■ Problem to work on
Copy all the entries word for word, but omit the pictures.

■ Dataset content
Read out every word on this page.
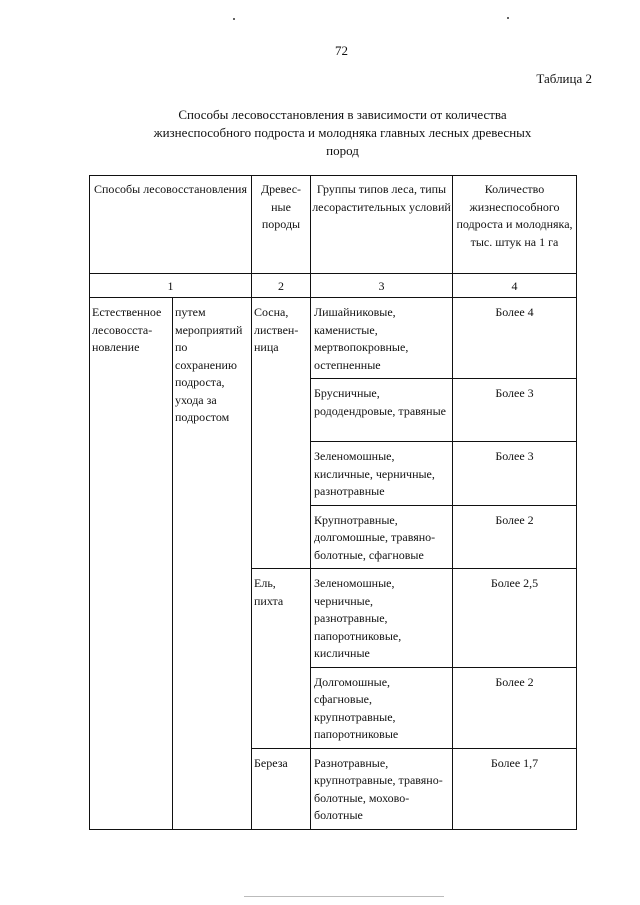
72
Таблица 2
Способы лесовосстановления в зависимости от количества жизнеспособного подроста и молодняка главных лесных древесных пород
Способы лесовосстановления		Древес-ные породы	Группы типов леса, типы лесорастительных условий	Количество жизнеспособного подроста и молодняка, тыс. штук на 1 га
1		2	3	4
Естественное лесовосста-новление	путем мероприятий по сохранению подроста, ухода за подростом	Сосна, листвен-ница	Лишайниковые, каменистые, мертвопокровные, остепненные	Более 4
			Брусничные, рододендровые, травяные	Более 3
			Зеленомошные, кисличные, черничные, разнотравные	Более 3
			Крупнотравные, долгомошные, травяно-болотные, сфагновые	Более 2
		Ель, пихта	Зеленомошные, черничные, разнотравные, папоротниковые, кисличные	Более 2,5
			Долгомошные, сфагновые, крупнотравные, папоротниковые	Более 2
		Береза	Разнотравные, крупнотравные, травяно-болотные, мохово-болотные	Более 1,7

■ Reply to the exercise
Read out every word on this page.
72
Таблица 2
Способы лесовосстановления в зависимости от количества жизнеспособного подроста и молодняка главных лесных древесных пород
Способы лесовосстановления		Древес-ные породы	Группы типов леса, типы лесорастительных условий	Количество жизнеспособного подроста и молодняка, тыс. штук на 1 га
1		2	3	4
Естественное лесовосста-новление	путем мероприятий по сохранению подроста, ухода за подростом	Сосна, листвен-ница	Лишайниковые, каменистые, мертвопокровные, остепненные	Более 4
			Брусничные, рододендровые, травяные	Более 3
			Зеленомошные, кисличные, черничные, разнотравные	Более 3
			Крупнотравные, долгомошные, травяно-болотные, сфагновые	Более 2
		Ель, пихта	Зеленомошные, черничные, разнотравные, папоротниковые, кисличные	Более 2,5
			Долгомошные, сфагновые, крупнотравные, папоротниковые	Более 2
		Береза	Разнотравные, крупнотравные, травяно-болотные, мохово-болотные	Более 1,7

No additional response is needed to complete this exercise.